* Begin Provided data *

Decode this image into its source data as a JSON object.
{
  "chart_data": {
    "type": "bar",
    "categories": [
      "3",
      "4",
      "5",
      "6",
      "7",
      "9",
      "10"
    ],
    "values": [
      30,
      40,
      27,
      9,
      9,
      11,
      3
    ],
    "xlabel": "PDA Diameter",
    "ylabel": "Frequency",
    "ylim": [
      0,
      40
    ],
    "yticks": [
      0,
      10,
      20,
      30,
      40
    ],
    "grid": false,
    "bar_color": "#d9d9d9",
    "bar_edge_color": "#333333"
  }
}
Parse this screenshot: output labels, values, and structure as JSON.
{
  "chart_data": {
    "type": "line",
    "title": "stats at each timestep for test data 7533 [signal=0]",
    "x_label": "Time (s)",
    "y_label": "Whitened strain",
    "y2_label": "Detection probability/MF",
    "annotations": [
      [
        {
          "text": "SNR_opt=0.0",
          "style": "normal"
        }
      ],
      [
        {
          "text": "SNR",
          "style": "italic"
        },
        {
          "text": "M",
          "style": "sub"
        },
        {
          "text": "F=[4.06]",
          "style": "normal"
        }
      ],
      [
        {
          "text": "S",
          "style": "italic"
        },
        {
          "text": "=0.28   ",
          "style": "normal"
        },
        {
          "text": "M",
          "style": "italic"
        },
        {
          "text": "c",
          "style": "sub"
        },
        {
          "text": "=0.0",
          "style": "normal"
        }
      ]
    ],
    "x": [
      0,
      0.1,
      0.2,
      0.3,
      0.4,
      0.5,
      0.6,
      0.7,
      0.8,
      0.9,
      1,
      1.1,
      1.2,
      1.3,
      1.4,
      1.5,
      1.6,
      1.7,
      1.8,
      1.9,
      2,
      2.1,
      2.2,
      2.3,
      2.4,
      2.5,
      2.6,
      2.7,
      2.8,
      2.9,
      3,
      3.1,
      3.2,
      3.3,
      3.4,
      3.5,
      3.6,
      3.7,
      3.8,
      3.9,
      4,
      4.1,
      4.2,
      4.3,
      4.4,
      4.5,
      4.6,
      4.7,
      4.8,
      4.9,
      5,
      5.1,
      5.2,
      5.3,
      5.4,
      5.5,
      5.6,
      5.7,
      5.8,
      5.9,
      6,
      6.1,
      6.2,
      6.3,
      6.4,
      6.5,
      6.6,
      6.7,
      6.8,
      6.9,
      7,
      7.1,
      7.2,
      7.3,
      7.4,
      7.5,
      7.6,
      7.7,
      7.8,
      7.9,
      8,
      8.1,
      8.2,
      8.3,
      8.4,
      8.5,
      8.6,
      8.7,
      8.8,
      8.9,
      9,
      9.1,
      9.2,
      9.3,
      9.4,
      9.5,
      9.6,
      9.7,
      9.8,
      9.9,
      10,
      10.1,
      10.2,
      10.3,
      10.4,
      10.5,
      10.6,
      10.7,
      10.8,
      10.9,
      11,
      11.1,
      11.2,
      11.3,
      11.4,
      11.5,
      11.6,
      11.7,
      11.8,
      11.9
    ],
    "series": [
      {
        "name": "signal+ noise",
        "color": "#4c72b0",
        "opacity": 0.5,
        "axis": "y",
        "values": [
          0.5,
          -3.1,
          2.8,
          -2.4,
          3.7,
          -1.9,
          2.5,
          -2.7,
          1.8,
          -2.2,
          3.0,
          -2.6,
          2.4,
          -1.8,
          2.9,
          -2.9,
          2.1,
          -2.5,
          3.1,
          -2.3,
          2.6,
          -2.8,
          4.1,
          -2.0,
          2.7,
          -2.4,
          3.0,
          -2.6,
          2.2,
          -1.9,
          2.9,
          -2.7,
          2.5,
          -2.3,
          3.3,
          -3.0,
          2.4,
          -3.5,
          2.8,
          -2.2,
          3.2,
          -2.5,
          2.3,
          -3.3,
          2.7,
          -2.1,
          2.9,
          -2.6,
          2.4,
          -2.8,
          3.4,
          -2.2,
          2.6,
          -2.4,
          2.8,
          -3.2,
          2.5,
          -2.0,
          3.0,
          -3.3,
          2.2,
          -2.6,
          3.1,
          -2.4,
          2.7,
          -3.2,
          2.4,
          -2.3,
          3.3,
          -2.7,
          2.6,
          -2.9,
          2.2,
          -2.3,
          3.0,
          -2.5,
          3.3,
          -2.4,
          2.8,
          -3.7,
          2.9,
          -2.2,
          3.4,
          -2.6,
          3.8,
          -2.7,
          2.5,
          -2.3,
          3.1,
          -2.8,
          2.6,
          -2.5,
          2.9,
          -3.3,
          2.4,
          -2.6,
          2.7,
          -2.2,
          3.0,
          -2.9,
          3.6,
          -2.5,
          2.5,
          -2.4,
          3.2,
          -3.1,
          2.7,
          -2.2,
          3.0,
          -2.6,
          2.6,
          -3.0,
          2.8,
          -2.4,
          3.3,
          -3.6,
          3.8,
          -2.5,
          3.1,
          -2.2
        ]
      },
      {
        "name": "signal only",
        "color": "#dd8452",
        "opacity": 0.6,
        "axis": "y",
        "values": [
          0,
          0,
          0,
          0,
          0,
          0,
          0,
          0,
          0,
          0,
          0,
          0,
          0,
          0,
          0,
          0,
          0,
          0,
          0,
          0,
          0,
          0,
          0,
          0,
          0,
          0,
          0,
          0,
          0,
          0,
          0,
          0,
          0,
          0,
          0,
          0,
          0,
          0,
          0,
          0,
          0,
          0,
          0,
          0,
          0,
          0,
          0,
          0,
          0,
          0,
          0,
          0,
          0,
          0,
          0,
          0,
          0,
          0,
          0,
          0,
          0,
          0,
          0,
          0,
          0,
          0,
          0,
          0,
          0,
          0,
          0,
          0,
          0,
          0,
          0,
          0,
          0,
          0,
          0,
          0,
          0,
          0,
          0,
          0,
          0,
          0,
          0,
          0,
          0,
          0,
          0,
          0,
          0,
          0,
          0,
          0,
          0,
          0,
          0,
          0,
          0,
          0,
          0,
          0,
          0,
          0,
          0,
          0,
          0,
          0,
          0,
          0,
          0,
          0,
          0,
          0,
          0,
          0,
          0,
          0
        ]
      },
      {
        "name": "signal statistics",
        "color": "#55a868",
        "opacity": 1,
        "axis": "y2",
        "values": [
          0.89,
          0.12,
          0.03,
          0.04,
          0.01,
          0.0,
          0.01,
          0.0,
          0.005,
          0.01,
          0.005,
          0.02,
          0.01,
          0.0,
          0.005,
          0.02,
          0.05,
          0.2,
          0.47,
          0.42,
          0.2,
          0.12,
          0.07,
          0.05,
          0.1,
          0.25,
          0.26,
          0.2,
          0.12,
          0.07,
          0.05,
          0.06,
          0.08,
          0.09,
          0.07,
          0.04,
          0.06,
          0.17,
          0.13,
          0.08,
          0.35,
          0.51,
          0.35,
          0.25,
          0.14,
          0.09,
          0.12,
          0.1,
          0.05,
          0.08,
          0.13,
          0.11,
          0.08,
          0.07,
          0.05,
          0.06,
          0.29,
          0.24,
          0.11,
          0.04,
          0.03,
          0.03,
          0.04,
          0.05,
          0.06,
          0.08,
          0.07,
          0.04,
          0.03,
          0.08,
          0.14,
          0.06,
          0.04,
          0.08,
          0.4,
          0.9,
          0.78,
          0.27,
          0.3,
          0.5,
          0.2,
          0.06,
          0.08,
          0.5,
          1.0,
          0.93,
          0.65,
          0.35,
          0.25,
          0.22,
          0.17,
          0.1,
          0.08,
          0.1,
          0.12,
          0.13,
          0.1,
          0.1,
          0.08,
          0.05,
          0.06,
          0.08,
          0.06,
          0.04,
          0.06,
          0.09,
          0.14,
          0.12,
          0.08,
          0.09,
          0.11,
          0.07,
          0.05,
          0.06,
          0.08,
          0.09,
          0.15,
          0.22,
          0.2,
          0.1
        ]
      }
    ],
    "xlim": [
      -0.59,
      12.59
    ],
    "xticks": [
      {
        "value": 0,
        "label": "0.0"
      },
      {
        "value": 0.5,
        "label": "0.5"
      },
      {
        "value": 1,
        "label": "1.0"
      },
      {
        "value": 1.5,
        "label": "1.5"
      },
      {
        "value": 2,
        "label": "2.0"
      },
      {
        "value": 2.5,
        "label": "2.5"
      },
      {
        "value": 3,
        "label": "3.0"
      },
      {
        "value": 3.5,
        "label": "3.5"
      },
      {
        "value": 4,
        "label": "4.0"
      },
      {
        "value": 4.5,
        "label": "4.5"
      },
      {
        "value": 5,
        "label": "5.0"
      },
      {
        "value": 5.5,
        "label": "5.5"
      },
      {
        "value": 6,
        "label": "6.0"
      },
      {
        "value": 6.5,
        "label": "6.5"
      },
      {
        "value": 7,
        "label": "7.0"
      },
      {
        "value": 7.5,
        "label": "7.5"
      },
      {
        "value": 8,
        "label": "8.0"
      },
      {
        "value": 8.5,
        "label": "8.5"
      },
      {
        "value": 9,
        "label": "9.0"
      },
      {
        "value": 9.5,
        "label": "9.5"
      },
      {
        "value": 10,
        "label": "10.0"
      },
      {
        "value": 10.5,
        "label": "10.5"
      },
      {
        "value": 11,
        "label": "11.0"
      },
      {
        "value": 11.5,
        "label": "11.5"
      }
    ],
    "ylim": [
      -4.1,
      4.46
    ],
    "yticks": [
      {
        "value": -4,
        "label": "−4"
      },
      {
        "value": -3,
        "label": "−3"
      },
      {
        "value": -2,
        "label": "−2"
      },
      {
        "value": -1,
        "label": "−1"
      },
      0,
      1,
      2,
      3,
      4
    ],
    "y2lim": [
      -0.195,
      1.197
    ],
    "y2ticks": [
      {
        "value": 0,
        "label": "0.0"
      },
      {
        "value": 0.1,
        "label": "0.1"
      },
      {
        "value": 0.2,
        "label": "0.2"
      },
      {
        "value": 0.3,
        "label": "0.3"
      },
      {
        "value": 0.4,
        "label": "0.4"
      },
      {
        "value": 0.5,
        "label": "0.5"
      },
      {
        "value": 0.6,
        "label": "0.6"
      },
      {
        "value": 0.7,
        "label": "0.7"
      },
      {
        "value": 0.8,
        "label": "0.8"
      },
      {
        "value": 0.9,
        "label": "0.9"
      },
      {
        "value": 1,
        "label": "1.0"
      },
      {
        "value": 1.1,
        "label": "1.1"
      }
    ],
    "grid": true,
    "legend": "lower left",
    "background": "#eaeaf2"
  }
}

* End Provided data *

### [Set exercise]
For the listing above, identify each line bearing "text".

### [Answer in full]
          "text": "SNR_opt=0.0",
          "text": "SNR",
          "text": "M",
          "text": "F=[4.06]",
          "text": "S",
          "text": "=0.28   ",
          "text": "M",
          "text": "c",
          "text": "=0.0",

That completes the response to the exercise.